Extracts from a graphics dataset —

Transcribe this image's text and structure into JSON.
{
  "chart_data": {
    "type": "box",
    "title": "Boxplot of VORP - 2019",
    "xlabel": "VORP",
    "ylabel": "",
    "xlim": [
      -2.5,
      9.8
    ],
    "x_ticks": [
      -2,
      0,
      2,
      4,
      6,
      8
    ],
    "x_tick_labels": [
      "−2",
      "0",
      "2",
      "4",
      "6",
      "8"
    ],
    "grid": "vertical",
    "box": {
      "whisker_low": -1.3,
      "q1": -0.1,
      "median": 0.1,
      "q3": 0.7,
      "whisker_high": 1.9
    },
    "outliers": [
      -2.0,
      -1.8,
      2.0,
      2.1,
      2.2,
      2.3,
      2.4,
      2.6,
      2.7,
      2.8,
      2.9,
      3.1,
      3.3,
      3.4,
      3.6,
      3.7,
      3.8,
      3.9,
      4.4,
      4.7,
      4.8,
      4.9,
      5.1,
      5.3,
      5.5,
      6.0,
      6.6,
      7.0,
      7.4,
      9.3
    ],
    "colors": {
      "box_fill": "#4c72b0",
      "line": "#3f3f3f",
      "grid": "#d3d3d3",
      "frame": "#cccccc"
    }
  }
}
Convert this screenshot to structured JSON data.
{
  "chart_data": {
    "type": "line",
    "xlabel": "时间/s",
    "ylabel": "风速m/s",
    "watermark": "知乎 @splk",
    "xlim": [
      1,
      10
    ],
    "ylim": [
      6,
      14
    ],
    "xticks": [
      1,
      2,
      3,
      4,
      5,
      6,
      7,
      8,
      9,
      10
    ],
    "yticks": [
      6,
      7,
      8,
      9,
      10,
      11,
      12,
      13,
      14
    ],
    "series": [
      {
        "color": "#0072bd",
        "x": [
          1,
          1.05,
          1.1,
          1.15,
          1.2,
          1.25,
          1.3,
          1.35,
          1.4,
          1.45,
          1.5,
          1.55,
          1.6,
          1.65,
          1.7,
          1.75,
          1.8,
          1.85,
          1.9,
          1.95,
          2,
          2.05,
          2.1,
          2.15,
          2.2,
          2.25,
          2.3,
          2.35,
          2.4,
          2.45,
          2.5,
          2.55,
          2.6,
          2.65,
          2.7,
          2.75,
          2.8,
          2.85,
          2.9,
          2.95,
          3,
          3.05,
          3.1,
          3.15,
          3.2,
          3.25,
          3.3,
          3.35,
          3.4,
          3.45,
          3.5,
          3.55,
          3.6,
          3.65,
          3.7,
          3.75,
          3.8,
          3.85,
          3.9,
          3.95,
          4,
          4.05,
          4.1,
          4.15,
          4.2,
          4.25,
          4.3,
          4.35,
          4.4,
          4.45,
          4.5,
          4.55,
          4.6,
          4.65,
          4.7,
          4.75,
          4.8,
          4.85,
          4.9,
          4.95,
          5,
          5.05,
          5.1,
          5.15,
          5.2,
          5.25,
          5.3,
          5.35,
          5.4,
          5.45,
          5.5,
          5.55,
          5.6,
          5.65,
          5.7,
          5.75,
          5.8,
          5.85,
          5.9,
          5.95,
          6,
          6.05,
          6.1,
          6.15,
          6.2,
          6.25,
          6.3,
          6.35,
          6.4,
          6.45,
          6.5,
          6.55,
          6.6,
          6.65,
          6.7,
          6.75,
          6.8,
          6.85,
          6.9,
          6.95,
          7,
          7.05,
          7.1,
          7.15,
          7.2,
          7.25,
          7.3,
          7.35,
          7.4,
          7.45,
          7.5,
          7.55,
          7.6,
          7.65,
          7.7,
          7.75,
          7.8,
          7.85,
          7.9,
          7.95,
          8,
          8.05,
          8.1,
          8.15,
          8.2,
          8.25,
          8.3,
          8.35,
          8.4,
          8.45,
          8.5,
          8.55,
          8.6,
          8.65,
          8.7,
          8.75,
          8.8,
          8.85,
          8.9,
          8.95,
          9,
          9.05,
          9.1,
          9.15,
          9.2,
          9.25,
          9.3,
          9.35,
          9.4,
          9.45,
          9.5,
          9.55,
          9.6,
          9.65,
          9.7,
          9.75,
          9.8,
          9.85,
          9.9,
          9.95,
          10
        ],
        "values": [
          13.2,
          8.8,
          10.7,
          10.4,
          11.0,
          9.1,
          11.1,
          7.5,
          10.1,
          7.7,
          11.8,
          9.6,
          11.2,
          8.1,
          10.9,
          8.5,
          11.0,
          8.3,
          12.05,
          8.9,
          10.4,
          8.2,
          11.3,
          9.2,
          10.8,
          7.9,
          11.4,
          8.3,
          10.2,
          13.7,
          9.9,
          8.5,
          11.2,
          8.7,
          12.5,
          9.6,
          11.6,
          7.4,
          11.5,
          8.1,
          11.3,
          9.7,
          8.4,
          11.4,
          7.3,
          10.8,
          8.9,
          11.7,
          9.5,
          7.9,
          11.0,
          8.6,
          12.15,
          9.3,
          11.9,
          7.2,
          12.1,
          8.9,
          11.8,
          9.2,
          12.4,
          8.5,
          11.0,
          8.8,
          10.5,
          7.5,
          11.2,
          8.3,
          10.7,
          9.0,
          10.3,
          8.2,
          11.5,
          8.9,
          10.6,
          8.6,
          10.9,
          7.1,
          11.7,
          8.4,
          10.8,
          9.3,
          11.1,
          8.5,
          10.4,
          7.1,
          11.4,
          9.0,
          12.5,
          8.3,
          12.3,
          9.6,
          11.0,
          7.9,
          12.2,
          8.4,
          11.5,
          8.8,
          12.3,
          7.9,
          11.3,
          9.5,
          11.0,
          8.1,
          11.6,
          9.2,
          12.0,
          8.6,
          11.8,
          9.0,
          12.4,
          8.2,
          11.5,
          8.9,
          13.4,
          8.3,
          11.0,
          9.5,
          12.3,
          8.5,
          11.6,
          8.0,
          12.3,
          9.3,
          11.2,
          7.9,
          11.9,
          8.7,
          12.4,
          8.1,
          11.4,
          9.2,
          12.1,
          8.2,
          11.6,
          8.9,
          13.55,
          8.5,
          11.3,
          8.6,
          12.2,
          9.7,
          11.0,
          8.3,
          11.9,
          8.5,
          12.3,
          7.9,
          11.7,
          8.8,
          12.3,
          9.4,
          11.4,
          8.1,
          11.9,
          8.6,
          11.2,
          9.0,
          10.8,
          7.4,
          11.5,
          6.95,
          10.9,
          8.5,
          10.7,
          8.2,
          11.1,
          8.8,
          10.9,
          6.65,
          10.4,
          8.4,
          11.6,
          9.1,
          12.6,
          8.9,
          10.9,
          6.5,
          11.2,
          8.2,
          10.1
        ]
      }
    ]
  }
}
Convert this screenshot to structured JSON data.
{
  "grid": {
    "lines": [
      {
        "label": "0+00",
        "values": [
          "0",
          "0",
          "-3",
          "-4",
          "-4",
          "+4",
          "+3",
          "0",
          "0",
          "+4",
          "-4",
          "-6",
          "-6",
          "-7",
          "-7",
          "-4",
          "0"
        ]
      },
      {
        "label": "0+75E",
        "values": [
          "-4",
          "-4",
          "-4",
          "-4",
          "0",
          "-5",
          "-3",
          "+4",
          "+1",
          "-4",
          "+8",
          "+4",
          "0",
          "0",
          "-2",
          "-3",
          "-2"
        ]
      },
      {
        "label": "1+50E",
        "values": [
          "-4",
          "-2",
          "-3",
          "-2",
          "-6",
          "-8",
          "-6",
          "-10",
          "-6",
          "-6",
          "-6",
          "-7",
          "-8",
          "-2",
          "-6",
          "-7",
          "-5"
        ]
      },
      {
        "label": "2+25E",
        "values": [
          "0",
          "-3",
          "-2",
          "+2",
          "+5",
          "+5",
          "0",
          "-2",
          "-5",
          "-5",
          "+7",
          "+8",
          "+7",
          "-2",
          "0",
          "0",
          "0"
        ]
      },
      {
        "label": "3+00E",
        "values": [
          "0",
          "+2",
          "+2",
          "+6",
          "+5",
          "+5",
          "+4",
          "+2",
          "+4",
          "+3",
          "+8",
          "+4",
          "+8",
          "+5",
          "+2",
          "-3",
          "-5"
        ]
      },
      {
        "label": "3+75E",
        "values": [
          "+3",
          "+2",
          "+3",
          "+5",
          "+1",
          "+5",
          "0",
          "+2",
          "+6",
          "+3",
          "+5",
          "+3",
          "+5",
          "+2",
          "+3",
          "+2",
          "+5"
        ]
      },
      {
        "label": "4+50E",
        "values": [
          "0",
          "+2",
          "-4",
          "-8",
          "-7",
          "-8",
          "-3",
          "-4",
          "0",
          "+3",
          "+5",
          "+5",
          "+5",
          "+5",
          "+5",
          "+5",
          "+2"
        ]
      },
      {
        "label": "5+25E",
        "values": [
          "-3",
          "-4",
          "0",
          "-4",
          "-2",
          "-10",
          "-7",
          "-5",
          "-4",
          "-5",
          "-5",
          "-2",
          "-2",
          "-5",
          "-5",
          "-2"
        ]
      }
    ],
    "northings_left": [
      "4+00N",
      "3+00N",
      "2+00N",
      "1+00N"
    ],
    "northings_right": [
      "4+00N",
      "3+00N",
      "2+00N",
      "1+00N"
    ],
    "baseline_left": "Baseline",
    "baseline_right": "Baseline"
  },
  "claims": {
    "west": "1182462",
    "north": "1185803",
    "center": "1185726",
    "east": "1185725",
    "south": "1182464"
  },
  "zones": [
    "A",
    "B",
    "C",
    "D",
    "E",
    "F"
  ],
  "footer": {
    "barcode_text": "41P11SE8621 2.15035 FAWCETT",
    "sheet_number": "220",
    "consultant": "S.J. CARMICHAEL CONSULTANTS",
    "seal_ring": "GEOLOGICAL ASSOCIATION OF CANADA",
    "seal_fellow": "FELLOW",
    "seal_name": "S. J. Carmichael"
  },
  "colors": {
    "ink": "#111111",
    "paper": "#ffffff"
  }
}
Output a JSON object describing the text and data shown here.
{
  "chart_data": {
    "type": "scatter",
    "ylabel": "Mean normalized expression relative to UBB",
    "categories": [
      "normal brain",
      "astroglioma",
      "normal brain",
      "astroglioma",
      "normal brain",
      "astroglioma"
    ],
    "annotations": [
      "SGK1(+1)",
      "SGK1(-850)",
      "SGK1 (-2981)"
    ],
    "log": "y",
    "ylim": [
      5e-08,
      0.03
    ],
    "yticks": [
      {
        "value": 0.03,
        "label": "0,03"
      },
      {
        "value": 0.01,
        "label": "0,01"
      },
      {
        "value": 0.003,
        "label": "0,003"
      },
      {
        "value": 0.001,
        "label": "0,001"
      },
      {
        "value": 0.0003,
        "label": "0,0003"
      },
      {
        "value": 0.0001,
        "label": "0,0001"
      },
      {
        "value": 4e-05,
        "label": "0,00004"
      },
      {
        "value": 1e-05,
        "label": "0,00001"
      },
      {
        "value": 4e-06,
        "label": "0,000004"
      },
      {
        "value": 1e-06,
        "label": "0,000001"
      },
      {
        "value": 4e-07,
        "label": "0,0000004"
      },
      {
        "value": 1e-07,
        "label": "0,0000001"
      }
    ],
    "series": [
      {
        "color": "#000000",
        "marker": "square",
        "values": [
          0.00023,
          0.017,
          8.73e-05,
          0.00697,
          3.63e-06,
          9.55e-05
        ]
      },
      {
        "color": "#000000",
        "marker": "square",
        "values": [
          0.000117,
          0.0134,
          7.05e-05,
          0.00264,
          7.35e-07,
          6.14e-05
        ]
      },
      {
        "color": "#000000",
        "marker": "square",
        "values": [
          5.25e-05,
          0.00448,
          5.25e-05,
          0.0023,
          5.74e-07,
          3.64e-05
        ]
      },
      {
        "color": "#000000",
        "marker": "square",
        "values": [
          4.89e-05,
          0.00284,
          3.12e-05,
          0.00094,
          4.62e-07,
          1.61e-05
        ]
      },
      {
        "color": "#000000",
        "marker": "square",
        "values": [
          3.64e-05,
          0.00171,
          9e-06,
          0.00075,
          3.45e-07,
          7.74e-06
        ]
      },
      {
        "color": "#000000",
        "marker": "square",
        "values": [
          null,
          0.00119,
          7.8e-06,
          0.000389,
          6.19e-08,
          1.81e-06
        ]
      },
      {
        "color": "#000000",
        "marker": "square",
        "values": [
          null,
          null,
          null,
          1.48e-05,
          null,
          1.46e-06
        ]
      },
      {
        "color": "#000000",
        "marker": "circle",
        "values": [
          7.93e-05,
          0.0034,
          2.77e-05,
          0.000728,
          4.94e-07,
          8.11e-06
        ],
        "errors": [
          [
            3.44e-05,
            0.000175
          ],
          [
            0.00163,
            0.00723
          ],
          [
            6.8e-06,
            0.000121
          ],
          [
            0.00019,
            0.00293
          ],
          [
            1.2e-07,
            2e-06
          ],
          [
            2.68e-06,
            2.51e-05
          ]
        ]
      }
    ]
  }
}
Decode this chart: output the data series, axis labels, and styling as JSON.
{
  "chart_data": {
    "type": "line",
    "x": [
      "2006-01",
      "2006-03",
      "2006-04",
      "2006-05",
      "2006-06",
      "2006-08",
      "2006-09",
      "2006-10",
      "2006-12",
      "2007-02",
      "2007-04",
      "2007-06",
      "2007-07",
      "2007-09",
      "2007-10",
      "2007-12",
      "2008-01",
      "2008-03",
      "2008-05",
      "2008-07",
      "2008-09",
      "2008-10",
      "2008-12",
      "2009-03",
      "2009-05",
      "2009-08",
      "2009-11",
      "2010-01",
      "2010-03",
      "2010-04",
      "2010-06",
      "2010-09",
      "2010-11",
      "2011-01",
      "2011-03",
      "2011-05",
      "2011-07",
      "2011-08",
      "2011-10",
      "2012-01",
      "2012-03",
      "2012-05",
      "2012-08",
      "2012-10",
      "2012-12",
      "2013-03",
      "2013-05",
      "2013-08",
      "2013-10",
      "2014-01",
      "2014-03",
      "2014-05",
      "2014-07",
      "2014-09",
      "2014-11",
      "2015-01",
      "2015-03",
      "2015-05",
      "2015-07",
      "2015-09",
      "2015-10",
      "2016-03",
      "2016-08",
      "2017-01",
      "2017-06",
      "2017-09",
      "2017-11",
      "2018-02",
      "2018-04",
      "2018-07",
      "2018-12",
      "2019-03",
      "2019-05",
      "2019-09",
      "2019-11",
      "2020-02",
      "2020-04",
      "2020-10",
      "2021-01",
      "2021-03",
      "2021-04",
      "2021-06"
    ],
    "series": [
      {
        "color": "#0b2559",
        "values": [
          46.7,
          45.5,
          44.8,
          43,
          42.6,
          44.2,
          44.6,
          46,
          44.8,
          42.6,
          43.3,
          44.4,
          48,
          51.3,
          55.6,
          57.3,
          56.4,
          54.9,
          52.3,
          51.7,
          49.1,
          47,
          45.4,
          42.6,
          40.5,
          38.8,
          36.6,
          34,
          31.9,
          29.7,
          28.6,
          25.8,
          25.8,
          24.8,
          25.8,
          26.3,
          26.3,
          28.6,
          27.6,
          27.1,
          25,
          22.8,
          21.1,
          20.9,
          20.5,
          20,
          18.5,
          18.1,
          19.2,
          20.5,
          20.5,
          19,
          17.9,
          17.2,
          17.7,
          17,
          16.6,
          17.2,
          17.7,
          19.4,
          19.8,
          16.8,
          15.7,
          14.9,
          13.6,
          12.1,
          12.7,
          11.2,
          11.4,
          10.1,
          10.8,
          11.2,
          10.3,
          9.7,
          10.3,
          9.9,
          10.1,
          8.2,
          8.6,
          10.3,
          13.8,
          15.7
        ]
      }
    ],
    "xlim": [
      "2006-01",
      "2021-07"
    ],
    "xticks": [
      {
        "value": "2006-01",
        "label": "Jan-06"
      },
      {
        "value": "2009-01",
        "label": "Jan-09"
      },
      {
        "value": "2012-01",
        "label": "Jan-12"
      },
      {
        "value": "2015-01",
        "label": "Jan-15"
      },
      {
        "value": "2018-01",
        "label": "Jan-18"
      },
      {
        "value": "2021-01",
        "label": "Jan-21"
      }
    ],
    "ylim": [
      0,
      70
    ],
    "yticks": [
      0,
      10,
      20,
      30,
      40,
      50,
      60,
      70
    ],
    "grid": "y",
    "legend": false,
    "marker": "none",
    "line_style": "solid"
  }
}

EXERCISE AIM —
Find the word "ylabel" in the data and show each line that holds it.

IN RESPONSE —
    "ylabel": "",
    "ylabel": "风速m/s",
    "ylabel": "Mean normalized expression relative to UBB",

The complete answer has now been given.